Page excerpt:
______

The Moston Dragon
There is a lane leading off the Sandbach to Middlewich road called Dragon’s Lane, whose name is rooted in a legend that there was once a lake there inhabited by a dragon which terrorised the local countryside.
The story goes that one Thomas Venables, hearing of the dragon, vowed to kill it. Having equipped himself, he arrived at the dragon’s lake just in time to see it devouring a child that it had seized. He fired arrows at it ineffectually until he pierced one of its eyes; he then proceeded to attack it from its blind side with his sword, until he was eventually successful in killing it.
His action was rewarded by being given the manor of Moston, and was commemorated in both the Venables coat of arms, and in the name of the lake and lane.
The following singular and romantic circumstance is recorded, in a Patent of Augmentation, of the Arms and Crest of Thomas Venables, of Goulbourne, in this County, who was lineally descended from Sir Gilbert Venables, Knight, (Commissioner to King William the Conqueror), and from whom, Colonel Robert Venables, the Author of the Experienced Angler, claims his descent. His Crest was a Demy Dragon, Gules, issuing out of a Welson or Weir to take a Fish, Argent. “A terrible Dragon made his Abode in the Lordship of Moston, where he devoured all such Persons as he laid hould on, which the said Thomas Venables hearing tell of, in following the Example of the valiant Romans, and not regarding his Life, in Comparison with the Safeguard of his Countrymen, did in his own Person, courageously set on the Dragon, whom first he shot through with an Arrow, and afterwards manfully slew him, at which Instant, the said Dragon was devouring of a Child; for the which worthy Act, was given unto him the Lordship of Moston, by the ancestors of the Earls of Oxford, the Lords of the Fee there. And also, ever since, the said Thomas and his Heirs, in Remembrance thereof, have used to bear, as well in the Arms, as in the Crest, a Dragon.” The Patent of Augmentation, is dated, Thirtieth of October, Anno 1560.

______

Source material:
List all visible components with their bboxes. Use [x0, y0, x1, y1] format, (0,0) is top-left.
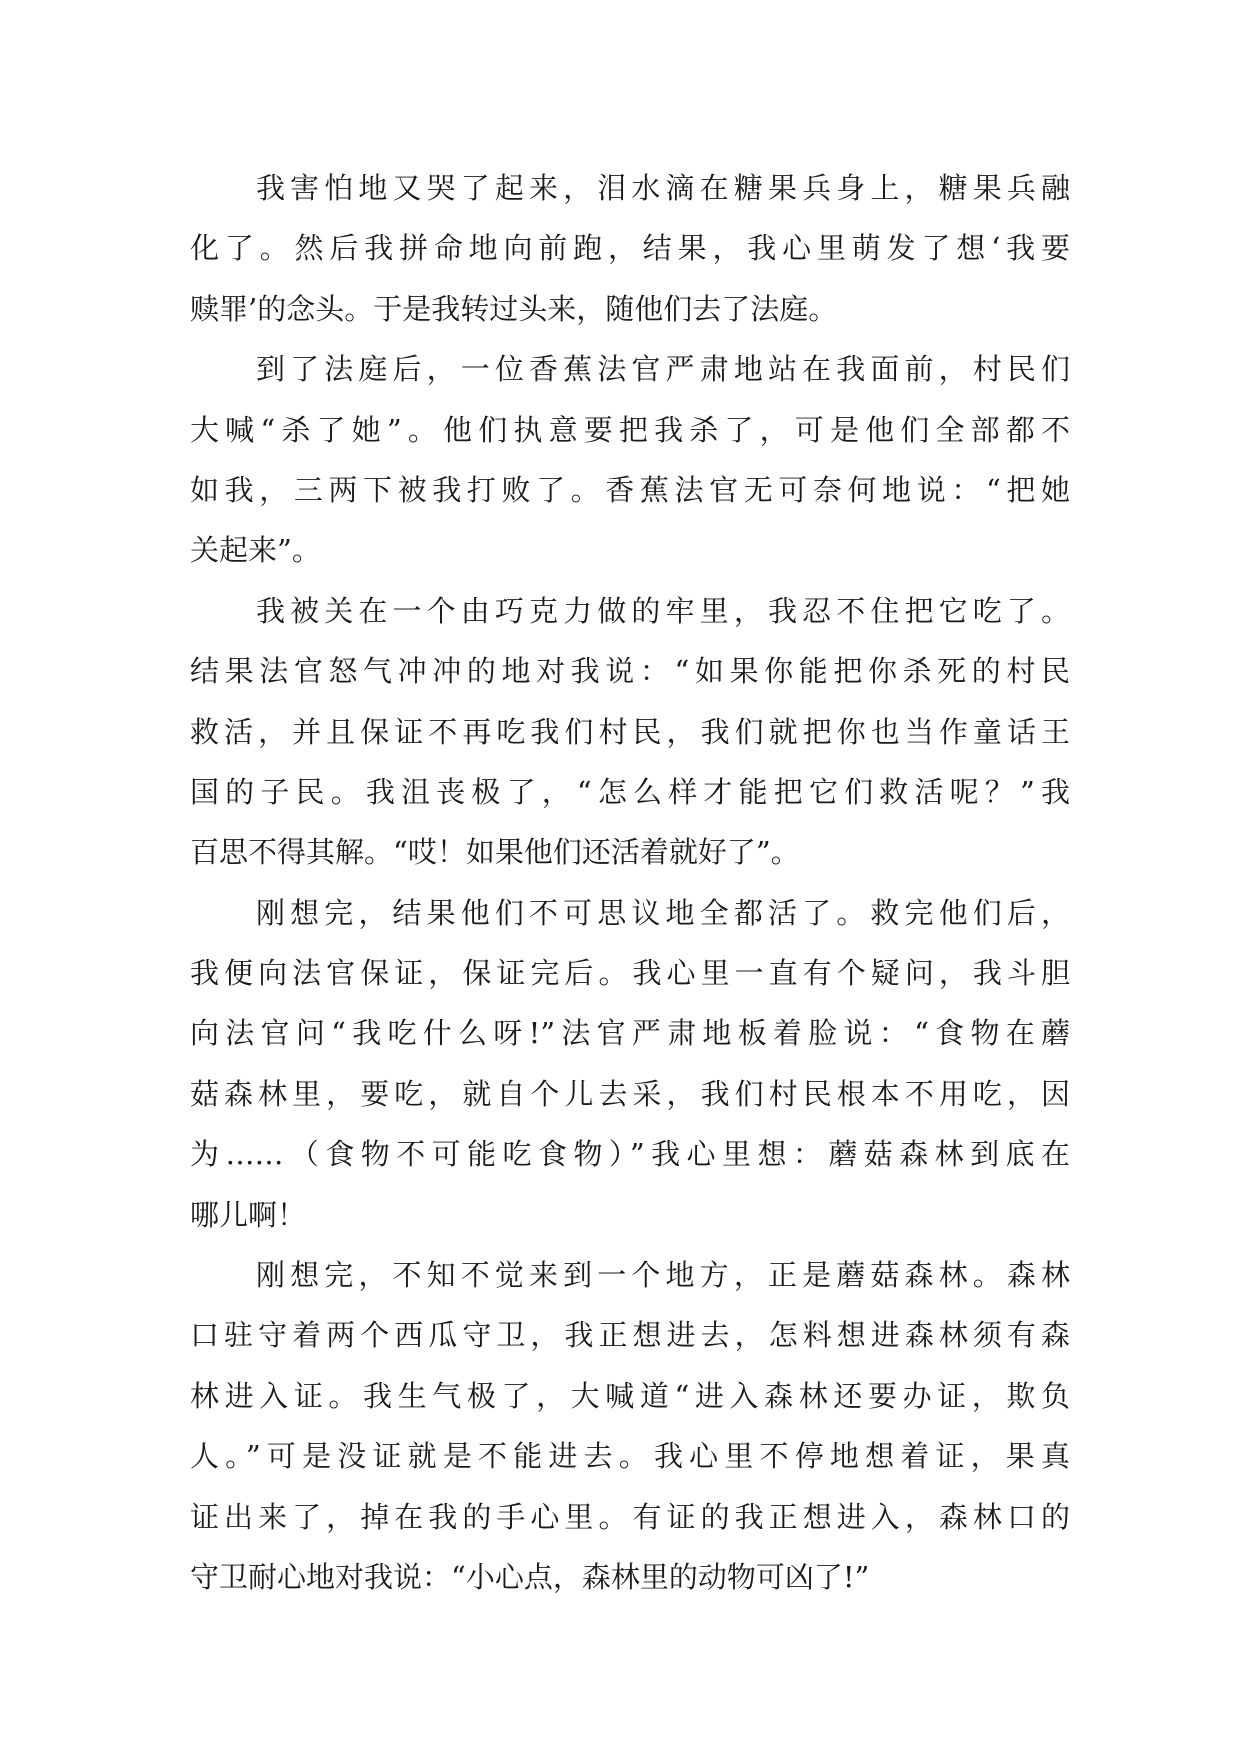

______

In the Moston Dragon text, what date does the Patent of Augmentation carry?

Full output:
The thirtieth of October, 1560.